───── DATASET CONTENT
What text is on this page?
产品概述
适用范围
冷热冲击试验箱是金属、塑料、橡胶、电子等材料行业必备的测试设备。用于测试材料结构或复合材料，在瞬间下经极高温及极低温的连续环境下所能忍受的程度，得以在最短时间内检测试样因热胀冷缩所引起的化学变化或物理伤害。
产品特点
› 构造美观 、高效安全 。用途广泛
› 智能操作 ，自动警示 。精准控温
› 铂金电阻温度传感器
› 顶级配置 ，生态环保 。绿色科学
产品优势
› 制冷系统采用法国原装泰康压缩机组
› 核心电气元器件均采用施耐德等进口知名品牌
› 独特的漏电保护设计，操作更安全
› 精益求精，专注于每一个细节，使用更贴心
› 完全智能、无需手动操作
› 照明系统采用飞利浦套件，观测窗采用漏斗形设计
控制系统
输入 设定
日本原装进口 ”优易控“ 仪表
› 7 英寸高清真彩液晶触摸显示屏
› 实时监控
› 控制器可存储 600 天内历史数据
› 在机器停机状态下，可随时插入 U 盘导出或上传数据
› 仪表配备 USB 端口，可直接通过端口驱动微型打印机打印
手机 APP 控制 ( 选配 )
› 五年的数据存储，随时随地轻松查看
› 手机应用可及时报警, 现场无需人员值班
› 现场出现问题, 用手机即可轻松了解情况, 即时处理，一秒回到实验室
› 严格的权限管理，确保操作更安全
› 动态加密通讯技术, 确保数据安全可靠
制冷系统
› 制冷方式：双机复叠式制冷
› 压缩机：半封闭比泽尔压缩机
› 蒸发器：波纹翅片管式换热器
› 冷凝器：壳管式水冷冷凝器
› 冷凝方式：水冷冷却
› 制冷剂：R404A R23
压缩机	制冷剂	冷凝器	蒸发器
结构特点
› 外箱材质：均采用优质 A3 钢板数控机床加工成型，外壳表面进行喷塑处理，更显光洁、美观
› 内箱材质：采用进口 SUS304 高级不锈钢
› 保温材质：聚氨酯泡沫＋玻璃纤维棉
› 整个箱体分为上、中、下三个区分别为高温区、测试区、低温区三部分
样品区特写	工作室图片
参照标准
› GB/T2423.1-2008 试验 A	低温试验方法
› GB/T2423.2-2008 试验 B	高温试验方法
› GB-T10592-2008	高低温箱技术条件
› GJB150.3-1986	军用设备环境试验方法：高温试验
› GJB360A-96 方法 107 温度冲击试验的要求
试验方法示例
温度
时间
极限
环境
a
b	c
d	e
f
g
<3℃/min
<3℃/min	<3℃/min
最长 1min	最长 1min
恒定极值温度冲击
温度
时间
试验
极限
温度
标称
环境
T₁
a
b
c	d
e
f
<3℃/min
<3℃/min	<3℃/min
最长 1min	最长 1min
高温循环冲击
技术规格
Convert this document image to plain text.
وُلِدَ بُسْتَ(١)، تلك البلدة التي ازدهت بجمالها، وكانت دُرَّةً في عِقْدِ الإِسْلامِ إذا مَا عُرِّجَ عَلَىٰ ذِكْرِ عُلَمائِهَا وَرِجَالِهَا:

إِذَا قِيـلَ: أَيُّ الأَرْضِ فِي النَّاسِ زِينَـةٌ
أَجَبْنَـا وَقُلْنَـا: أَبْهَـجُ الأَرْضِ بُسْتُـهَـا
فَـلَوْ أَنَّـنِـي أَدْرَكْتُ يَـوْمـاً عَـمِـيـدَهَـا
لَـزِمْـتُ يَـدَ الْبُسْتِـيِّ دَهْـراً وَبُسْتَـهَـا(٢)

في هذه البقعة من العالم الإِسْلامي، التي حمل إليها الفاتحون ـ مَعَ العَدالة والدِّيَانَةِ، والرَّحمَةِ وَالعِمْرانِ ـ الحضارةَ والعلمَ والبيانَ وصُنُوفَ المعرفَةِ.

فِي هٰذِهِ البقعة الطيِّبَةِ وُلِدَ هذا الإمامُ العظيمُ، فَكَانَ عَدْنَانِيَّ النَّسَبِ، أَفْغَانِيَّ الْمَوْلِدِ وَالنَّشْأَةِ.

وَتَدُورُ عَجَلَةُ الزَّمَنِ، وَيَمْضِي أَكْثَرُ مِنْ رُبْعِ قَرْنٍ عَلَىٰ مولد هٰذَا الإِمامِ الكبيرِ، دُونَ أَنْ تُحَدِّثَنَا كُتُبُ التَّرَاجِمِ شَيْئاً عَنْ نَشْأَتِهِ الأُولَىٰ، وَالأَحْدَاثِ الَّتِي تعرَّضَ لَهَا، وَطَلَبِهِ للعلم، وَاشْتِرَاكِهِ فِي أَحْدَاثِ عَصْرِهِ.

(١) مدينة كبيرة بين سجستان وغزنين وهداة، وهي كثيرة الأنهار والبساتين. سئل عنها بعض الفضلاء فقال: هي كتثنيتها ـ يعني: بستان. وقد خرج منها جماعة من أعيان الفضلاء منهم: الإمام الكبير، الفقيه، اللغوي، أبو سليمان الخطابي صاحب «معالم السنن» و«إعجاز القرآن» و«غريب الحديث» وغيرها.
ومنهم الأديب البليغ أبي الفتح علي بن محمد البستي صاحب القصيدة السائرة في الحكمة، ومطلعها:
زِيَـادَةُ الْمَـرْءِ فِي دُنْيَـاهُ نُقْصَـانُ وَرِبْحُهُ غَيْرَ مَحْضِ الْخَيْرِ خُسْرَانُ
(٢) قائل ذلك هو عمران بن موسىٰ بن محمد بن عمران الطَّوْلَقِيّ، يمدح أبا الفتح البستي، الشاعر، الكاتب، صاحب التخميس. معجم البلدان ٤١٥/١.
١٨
──────────
> **WHAT YOU WILL DO**: Lines that hold "محمد" are the ones to copy; find all of them.

> **EXERCISE ANSWER**:
ومنهم الأديب البليغ أبي الفتح علي بن محمد البستي صاحب القصيدة السائرة في الحكمة، ومطلعها:
(٢) قائل ذلك هو عمران بن موسىٰ بن محمد بن عمران الطَّوْلَقِيّ، يمدح أبا الفتح البستي، الشاعر، الكاتب، صاحب التخميس. معجم البلدان ٤١٥/١.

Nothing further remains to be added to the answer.